State how many lines of the entries hold the string "customers". Reply with the number alone.

Extracted records:
━━━

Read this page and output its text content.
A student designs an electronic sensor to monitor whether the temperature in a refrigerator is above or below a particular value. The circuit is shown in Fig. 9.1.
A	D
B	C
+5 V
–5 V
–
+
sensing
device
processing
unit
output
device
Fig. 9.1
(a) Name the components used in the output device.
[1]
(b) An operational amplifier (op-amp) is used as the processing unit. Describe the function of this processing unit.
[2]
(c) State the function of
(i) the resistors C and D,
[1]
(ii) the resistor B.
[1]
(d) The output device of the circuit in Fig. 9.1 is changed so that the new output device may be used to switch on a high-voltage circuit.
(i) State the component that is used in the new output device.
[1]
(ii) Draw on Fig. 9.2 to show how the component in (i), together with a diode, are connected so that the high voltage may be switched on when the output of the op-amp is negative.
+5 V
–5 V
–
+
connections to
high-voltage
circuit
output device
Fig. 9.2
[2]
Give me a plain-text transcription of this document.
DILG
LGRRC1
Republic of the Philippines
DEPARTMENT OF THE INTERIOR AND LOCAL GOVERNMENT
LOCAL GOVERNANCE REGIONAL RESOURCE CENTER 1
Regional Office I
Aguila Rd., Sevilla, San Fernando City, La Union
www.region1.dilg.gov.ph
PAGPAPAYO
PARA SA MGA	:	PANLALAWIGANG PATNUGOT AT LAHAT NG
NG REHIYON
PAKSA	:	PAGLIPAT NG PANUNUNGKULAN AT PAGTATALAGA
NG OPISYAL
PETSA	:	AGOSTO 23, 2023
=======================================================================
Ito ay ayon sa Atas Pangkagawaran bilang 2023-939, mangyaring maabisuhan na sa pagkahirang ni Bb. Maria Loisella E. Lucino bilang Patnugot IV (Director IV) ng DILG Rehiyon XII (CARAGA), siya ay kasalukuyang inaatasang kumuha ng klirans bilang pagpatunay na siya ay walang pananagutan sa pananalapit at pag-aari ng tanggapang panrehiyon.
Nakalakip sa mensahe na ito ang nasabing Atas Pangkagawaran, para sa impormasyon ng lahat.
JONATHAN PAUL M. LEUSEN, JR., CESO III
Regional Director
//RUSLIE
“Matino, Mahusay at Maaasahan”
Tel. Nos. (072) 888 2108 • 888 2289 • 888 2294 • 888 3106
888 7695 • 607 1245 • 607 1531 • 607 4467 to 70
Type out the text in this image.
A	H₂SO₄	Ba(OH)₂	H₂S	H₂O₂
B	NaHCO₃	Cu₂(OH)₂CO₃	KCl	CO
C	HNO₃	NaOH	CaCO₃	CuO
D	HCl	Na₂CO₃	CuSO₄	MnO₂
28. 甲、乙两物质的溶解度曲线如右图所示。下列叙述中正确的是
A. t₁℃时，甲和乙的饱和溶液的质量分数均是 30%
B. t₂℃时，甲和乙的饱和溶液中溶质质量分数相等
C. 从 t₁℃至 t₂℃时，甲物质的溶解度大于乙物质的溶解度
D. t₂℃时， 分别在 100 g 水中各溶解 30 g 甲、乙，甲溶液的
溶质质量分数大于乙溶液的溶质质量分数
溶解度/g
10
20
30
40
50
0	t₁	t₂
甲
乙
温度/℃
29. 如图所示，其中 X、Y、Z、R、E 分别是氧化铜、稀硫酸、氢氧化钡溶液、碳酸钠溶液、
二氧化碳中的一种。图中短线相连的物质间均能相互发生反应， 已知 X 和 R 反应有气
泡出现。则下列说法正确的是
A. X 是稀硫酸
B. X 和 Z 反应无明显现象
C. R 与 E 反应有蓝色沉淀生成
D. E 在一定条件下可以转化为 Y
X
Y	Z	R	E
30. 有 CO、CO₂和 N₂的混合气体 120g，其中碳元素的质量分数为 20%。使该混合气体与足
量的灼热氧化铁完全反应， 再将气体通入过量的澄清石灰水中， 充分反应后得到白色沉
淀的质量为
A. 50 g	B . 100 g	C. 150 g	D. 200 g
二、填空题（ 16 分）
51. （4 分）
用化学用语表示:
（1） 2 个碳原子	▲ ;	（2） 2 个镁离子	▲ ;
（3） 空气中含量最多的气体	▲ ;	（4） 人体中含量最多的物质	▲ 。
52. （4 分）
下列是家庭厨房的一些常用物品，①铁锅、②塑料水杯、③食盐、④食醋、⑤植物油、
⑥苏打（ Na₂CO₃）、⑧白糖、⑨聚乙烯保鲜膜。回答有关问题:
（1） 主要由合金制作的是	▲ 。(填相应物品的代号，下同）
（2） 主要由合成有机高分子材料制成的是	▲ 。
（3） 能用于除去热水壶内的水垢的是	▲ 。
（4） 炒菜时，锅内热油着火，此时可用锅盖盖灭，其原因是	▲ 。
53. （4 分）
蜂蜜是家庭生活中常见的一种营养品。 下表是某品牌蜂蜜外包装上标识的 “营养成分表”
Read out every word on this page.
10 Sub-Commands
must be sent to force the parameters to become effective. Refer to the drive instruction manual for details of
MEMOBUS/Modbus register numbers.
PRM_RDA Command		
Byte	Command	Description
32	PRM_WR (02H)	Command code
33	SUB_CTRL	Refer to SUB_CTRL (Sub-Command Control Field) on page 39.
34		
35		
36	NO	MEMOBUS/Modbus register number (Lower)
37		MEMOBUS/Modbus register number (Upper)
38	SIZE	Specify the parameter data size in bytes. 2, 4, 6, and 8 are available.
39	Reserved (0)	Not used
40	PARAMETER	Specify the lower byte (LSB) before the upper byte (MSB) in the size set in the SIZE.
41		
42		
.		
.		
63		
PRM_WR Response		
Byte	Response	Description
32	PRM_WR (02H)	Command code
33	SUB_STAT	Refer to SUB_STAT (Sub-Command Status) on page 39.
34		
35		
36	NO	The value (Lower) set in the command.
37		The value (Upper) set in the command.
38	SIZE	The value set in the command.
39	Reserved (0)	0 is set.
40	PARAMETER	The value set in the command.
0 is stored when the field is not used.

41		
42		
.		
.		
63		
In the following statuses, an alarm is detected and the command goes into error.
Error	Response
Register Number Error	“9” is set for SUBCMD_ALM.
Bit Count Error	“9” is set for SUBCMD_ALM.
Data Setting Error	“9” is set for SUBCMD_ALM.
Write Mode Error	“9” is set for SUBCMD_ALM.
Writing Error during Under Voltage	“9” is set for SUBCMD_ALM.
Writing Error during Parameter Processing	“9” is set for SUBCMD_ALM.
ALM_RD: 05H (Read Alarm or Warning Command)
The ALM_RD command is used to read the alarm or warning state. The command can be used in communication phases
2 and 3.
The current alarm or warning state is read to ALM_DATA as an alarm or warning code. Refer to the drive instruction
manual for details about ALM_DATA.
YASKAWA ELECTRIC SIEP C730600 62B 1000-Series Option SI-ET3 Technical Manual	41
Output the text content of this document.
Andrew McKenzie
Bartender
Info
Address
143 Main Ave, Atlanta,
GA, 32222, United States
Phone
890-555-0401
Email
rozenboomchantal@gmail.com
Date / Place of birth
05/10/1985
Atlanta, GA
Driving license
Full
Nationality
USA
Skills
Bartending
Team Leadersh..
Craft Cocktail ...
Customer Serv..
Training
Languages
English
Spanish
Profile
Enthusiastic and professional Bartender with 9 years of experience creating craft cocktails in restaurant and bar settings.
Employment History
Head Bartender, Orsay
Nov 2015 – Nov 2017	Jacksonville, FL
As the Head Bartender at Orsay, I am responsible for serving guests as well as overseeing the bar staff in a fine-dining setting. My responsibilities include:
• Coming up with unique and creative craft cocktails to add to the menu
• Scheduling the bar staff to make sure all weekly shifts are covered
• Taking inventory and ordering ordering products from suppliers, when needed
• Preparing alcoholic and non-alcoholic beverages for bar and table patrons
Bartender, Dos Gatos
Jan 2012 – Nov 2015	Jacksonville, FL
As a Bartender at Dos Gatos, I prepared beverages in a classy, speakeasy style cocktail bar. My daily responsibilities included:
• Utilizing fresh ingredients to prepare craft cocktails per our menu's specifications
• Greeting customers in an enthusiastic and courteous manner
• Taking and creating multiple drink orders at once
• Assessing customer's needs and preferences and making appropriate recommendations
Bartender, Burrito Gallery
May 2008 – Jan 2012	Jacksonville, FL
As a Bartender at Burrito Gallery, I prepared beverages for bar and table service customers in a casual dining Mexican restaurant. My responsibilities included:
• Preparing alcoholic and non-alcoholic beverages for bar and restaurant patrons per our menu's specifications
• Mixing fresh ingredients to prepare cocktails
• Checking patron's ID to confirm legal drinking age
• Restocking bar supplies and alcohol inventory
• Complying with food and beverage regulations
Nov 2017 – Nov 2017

━━━

Result of the exercise:
2